▶ WHAT IS REQUIRED: Copy all lines that contain the word "name".
# START OF DATASET EXTRACT
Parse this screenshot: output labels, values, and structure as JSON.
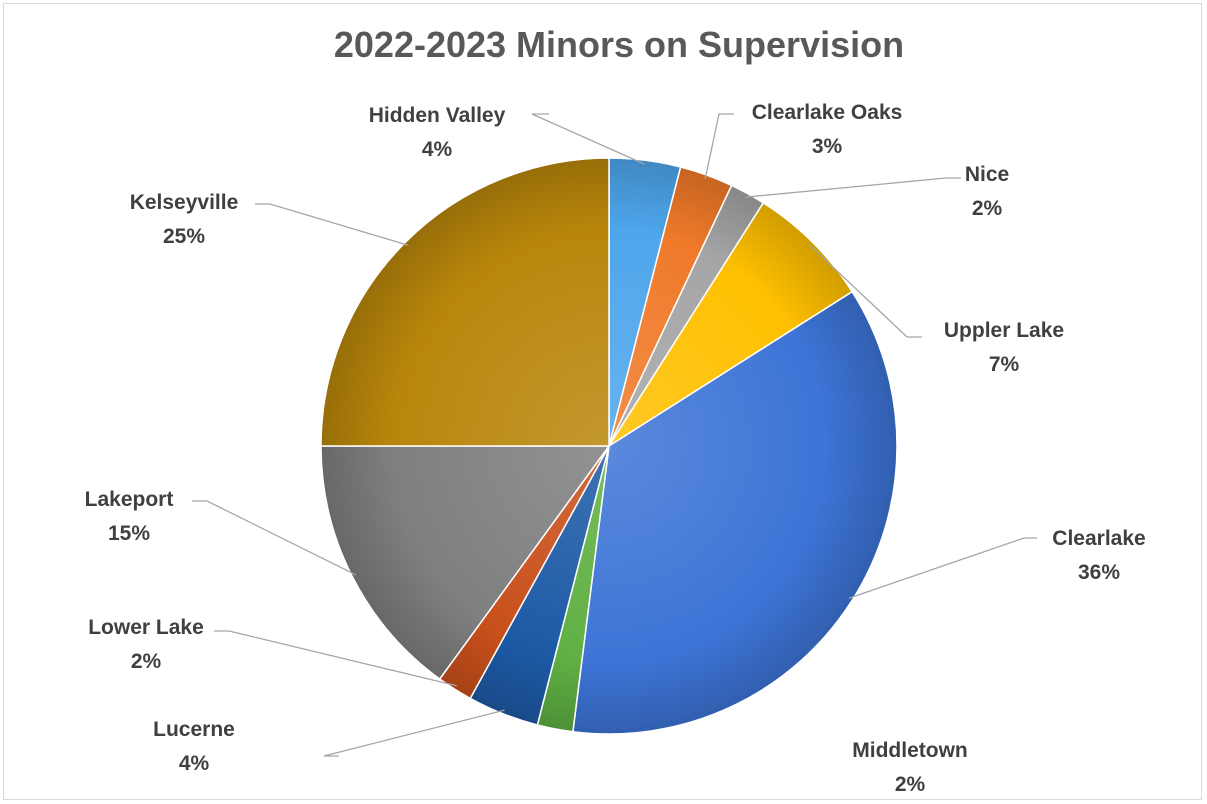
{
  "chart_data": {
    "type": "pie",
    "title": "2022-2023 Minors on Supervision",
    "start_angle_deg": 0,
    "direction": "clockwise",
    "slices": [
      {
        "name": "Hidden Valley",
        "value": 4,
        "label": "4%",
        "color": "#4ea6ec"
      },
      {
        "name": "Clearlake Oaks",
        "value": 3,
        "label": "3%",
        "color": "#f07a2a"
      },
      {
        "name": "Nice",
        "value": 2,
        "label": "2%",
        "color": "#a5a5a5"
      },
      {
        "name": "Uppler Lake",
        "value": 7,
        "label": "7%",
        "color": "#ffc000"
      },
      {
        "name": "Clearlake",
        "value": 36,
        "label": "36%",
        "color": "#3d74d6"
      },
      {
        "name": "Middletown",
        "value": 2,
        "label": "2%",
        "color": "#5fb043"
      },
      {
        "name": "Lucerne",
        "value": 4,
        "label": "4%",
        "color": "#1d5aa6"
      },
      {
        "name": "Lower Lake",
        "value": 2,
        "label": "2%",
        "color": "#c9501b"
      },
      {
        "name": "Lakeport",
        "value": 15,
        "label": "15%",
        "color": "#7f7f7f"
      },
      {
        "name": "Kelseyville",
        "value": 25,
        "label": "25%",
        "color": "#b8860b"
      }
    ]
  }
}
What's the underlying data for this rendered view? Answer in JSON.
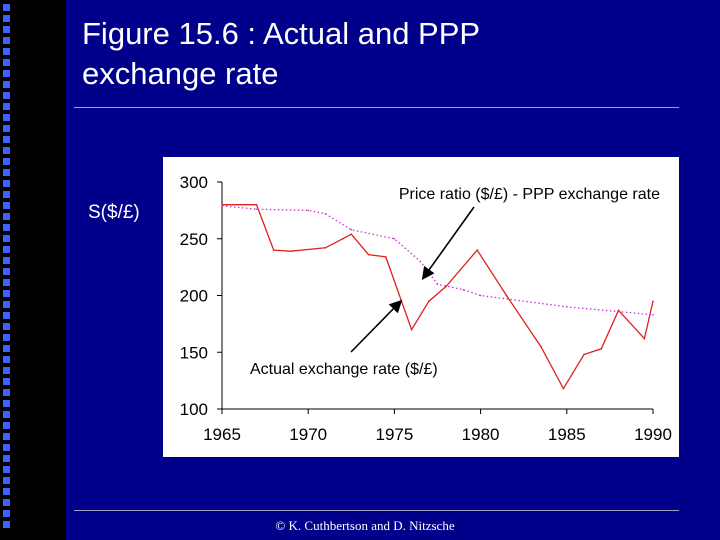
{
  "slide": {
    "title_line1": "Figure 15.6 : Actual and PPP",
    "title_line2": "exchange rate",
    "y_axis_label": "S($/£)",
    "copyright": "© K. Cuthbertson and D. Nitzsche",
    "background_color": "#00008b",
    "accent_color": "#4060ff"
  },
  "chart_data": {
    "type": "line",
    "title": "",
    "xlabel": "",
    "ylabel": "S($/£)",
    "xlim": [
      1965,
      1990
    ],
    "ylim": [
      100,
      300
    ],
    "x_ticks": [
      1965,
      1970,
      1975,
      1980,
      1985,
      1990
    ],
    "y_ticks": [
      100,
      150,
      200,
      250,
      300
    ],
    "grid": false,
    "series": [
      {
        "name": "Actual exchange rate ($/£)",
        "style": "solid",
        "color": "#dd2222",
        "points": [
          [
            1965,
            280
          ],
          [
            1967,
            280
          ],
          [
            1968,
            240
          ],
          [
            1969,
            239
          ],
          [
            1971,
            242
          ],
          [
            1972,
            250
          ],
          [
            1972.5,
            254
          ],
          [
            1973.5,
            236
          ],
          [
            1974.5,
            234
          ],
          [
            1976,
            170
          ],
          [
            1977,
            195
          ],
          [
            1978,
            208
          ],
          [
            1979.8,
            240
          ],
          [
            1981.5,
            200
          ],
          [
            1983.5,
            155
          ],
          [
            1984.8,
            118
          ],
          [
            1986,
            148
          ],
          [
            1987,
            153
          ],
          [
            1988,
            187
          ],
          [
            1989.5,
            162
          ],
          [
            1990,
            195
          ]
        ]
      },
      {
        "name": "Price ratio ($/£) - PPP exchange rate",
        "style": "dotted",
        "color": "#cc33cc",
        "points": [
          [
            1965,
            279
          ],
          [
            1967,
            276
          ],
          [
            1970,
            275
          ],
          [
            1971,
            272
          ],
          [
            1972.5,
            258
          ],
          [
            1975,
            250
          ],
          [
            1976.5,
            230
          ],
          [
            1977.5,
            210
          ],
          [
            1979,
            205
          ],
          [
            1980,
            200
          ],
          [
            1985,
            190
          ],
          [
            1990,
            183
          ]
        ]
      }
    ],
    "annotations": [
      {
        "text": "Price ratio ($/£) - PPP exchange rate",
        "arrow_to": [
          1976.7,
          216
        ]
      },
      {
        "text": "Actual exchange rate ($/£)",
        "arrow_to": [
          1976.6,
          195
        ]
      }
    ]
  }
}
# END OF DATASET EXTRACT
▶ EXERCISE OUTPUT:
        "name": "Hidden Valley",
        "name": "Clearlake Oaks",
        "name": "Nice",
        "name": "Uppler Lake",
        "name": "Clearlake",
        "name": "Middletown",
        "name": "Lucerne",
        "name": "Lower Lake",
        "name": "Lakeport",
        "name": "Kelseyville",
        "name": "Actual exchange rate ($/£)",
        "name": "Price ratio ($/£) - PPP exchange rate",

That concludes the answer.